**SET EXERCISE**
Write out all the entries word for word and omit any pictures.

□ □ □ □ □

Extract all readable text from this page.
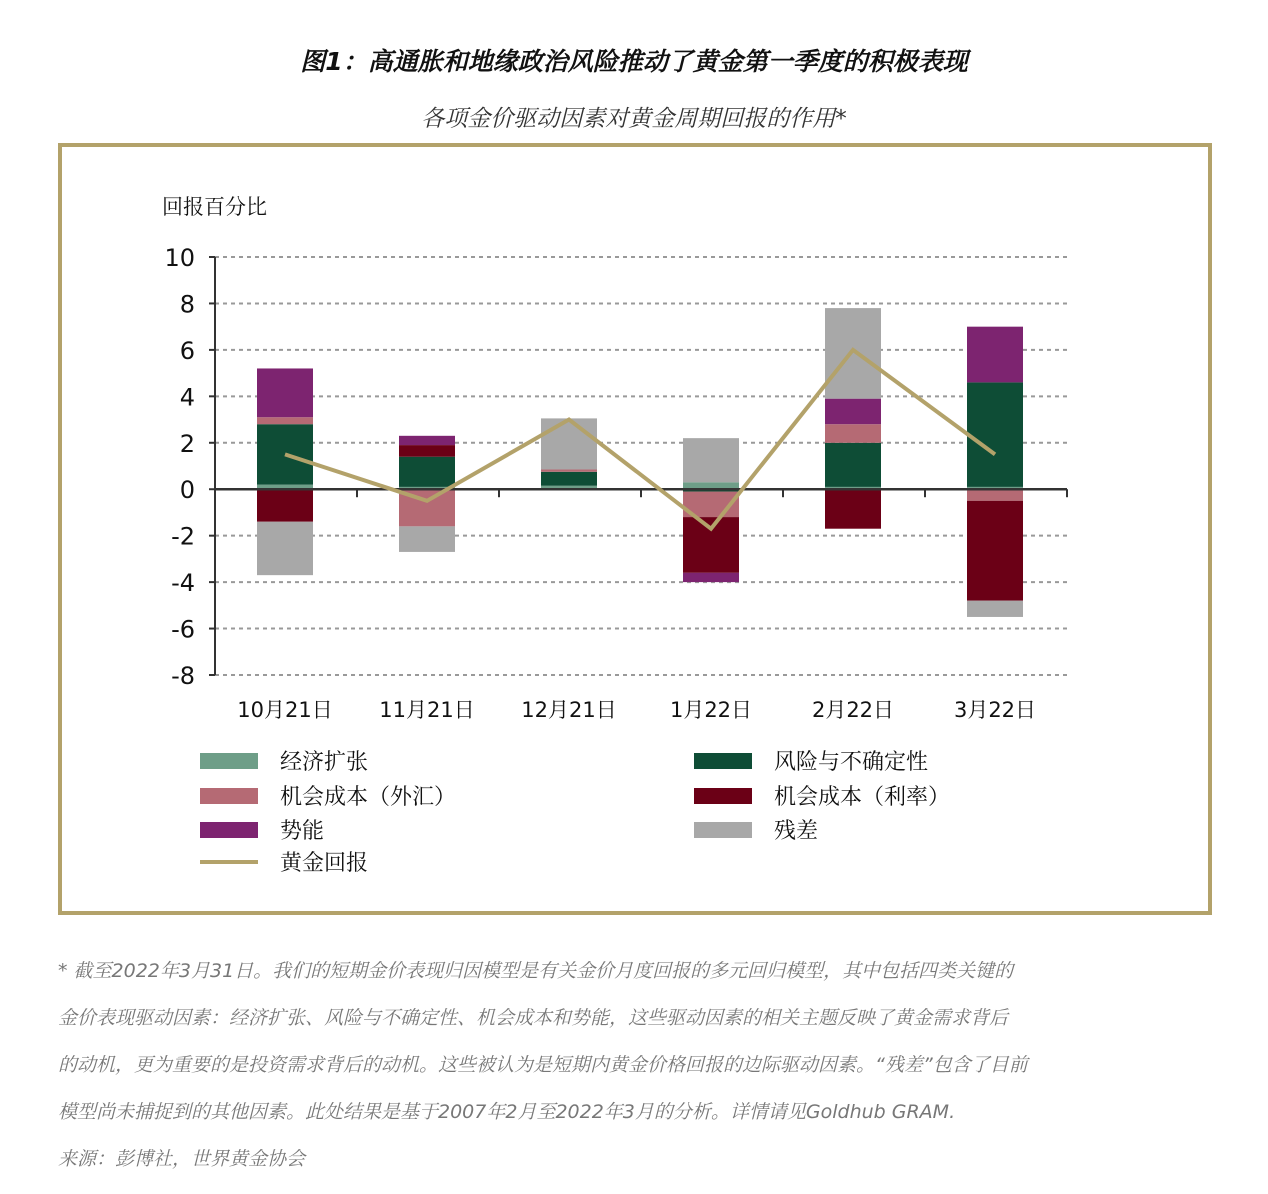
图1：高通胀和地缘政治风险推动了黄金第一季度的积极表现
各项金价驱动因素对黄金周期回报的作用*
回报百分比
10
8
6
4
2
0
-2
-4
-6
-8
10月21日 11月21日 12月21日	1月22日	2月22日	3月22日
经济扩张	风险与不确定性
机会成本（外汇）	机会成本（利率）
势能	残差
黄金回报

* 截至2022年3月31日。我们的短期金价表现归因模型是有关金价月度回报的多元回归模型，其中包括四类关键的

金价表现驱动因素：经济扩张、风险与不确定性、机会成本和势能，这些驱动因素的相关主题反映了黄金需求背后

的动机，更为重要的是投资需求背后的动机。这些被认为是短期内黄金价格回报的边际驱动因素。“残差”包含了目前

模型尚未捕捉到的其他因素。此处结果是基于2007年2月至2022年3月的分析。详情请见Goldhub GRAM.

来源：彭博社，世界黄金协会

□ □ □ □ □

**THE COMPLETED TASK**
Extract all readable text from this page.
图1：高通胀和地缘政治风险推动了黄金第一季度的积极表现
各项金价驱动因素对黄金周期回报的作用*
回报百分比
10
8
6
4
2
0
-2
-4
-6
-8
10月21日 11月21日 12月21日	1月22日	2月22日	3月22日
经济扩张	风险与不确定性
机会成本（外汇）	机会成本（利率）
势能	残差
黄金回报

* 截至2022年3月31日。我们的短期金价表现归因模型是有关金价月度回报的多元回归模型，其中包括四类关键的

金价表现驱动因素：经济扩张、风险与不确定性、机会成本和势能，这些驱动因素的相关主题反映了黄金需求背后

的动机，更为重要的是投资需求背后的动机。这些被认为是短期内黄金价格回报的边际驱动因素。“残差”包含了目前

模型尚未捕捉到的其他因素。此处结果是基于2007年2月至2022年3月的分析。详情请见Goldhub GRAM.

来源：彭博社，世界黄金协会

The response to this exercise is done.